* Prompt
Copy out each line below exactly as it appears.

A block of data
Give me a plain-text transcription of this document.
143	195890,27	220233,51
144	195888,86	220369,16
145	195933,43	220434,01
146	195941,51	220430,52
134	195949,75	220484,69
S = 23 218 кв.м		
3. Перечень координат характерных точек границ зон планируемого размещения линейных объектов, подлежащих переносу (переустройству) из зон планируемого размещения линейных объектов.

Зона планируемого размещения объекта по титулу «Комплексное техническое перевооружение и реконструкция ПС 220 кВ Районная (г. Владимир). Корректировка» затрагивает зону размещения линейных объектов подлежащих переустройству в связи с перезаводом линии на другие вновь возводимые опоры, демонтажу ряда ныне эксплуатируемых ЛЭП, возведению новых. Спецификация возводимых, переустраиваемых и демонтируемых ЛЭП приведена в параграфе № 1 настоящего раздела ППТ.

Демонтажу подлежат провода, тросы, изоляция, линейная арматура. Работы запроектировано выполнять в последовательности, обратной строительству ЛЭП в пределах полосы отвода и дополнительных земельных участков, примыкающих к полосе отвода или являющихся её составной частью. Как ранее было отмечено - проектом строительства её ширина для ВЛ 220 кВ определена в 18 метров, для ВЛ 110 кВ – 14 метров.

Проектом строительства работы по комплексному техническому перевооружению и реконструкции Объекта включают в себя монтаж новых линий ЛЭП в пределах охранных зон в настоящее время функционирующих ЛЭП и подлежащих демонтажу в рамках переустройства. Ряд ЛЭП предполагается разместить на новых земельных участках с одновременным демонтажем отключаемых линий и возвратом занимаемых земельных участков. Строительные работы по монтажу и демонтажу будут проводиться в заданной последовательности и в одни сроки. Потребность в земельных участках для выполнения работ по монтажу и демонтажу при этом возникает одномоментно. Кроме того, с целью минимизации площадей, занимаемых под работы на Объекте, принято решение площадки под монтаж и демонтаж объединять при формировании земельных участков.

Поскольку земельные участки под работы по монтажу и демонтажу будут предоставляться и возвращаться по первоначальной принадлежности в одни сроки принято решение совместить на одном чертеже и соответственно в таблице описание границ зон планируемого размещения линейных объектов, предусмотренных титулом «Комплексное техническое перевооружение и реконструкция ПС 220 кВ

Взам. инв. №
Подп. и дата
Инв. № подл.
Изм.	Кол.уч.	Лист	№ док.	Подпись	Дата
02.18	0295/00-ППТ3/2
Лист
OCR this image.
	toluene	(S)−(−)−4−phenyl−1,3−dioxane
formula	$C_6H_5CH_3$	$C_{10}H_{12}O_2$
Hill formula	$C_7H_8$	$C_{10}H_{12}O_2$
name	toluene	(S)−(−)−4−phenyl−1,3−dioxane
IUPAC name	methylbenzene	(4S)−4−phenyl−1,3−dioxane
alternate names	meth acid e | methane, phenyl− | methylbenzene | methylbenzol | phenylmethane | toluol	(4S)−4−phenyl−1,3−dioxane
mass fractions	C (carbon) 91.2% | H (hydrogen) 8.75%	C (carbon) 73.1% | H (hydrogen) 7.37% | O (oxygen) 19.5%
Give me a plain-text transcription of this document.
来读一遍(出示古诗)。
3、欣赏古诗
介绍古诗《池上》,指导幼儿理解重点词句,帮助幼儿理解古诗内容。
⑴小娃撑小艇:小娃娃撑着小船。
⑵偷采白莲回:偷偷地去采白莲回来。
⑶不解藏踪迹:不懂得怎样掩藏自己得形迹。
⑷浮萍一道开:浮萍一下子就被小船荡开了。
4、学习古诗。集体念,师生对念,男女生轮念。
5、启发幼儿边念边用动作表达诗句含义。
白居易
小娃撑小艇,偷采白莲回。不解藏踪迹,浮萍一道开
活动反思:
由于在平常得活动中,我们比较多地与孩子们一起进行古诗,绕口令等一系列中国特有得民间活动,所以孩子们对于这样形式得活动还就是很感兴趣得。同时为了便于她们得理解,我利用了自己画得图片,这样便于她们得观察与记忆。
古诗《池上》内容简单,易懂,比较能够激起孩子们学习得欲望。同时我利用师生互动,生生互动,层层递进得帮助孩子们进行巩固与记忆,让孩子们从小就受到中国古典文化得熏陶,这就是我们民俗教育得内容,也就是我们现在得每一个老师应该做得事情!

* Exercise solution
Give me a plain-text transcription of this document.
143	195890,27	220233,51
144	195888,86	220369,16
145	195933,43	220434,01
146	195941,51	220430,52
134	195949,75	220484,69
S = 23 218 кв.м		
3. Перечень координат характерных точек границ зон планируемого размещения линейных объектов, подлежащих переносу (переустройству) из зон планируемого размещения линейных объектов.

Зона планируемого размещения объекта по титулу «Комплексное техническое перевооружение и реконструкция ПС 220 кВ Районная (г. Владимир). Корректировка» затрагивает зону размещения линейных объектов подлежащих переустройству в связи с перезаводом линии на другие вновь возводимые опоры, демонтажу ряда ныне эксплуатируемых ЛЭП, возведению новых. Спецификация возводимых, переустраиваемых и демонтируемых ЛЭП приведена в параграфе № 1 настоящего раздела ППТ.

Демонтажу подлежат провода, тросы, изоляция, линейная арматура. Работы запроектировано выполнять в последовательности, обратной строительству ЛЭП в пределах полосы отвода и дополнительных земельных участков, примыкающих к полосе отвода или являющихся её составной частью. Как ранее было отмечено - проектом строительства её ширина для ВЛ 220 кВ определена в 18 метров, для ВЛ 110 кВ – 14 метров.

Проектом строительства работы по комплексному техническому перевооружению и реконструкции Объекта включают в себя монтаж новых линий ЛЭП в пределах охранных зон в настоящее время функционирующих ЛЭП и подлежащих демонтажу в рамках переустройства. Ряд ЛЭП предполагается разместить на новых земельных участках с одновременным демонтажем отключаемых линий и возвратом занимаемых земельных участков. Строительные работы по монтажу и демонтажу будут проводиться в заданной последовательности и в одни сроки. Потребность в земельных участках для выполнения работ по монтажу и демонтажу при этом возникает одномоментно. Кроме того, с целью минимизации площадей, занимаемых под работы на Объекте, принято решение площадки под монтаж и демонтаж объединять при формировании земельных участков.

Поскольку земельные участки под работы по монтажу и демонтажу будут предоставляться и возвращаться по первоначальной принадлежности в одни сроки принято решение совместить на одном чертеже и соответственно в таблице описание границ зон планируемого размещения линейных объектов, предусмотренных титулом «Комплексное техническое перевооружение и реконструкция ПС 220 кВ

Взам. инв. №
Подп. и дата
Инв. № подл.
Изм.	Кол.уч.	Лист	№ док.	Подпись	Дата
02.18	0295/00-ППТ3/2
Лист
OCR this image.
	toluene	(S)−(−)−4−phenyl−1,3−dioxane
formula	$C_6H_5CH_3$	$C_{10}H_{12}O_2$
Hill formula	$C_7H_8$	$C_{10}H_{12}O_2$
name	toluene	(S)−(−)−4−phenyl−1,3−dioxane
IUPAC name	methylbenzene	(4S)−4−phenyl−1,3−dioxane
alternate names	meth acid e | methane, phenyl− | methylbenzene | methylbenzol | phenylmethane | toluol	(4S)−4−phenyl−1,3−dioxane
mass fractions	C (carbon) 91.2% | H (hydrogen) 8.75%	C (carbon) 73.1% | H (hydrogen) 7.37% | O (oxygen) 19.5%
Give me a plain-text transcription of this document.
来读一遍(出示古诗)。
3、欣赏古诗
介绍古诗《池上》,指导幼儿理解重点词句,帮助幼儿理解古诗内容。
⑴小娃撑小艇:小娃娃撑着小船。
⑵偷采白莲回:偷偷地去采白莲回来。
⑶不解藏踪迹:不懂得怎样掩藏自己得形迹。
⑷浮萍一道开:浮萍一下子就被小船荡开了。
4、学习古诗。集体念,师生对念,男女生轮念。
5、启发幼儿边念边用动作表达诗句含义。
白居易
小娃撑小艇,偷采白莲回。不解藏踪迹,浮萍一道开
活动反思:
由于在平常得活动中,我们比较多地与孩子们一起进行古诗,绕口令等一系列中国特有得民间活动,所以孩子们对于这样形式得活动还就是很感兴趣得。同时为了便于她们得理解,我利用了自己画得图片,这样便于她们得观察与记忆。
古诗《池上》内容简单,易懂,比较能够激起孩子们学习得欲望。同时我利用师生互动,生生互动,层层递进得帮助孩子们进行巩固与记忆,让孩子们从小就受到中国古典文化得熏陶,这就是我们民俗教育得内容,也就是我们现在得每一个老师应该做得事情!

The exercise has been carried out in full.